** START **

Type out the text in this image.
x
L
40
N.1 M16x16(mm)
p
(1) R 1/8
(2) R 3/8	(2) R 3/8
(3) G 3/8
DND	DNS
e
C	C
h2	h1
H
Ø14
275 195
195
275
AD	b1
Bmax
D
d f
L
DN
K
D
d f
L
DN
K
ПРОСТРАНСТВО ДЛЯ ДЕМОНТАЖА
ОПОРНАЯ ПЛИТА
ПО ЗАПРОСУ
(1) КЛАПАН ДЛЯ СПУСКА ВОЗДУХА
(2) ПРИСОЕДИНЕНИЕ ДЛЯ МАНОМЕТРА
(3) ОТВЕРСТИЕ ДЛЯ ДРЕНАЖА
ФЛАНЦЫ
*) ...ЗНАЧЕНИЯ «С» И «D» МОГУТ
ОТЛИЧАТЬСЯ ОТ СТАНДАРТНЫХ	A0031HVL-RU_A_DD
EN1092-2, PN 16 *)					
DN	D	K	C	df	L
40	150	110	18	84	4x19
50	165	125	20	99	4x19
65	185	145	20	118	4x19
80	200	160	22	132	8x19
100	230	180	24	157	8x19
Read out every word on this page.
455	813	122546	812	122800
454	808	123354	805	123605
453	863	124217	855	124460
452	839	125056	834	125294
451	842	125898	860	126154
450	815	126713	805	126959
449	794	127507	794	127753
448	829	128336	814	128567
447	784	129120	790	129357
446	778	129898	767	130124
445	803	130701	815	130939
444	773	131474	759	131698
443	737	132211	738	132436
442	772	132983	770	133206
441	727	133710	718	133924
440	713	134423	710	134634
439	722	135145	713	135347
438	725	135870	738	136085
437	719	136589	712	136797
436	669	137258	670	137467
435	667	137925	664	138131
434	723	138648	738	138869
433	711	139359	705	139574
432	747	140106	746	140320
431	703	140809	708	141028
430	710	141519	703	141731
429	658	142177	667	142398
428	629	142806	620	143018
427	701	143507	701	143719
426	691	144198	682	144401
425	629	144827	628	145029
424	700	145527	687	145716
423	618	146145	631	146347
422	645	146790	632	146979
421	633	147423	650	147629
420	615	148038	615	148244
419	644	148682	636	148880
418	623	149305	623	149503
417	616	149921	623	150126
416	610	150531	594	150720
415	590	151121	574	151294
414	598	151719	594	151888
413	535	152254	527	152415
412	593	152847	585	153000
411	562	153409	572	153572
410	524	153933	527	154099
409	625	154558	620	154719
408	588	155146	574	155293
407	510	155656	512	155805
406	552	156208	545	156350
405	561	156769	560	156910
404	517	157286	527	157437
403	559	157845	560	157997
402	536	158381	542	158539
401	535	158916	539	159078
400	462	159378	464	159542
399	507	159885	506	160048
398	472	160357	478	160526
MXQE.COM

** END **

(Goal): Read the entries and show each line that mentions "this".

(Written response):
Type out the text in this image.
Read out every word on this page.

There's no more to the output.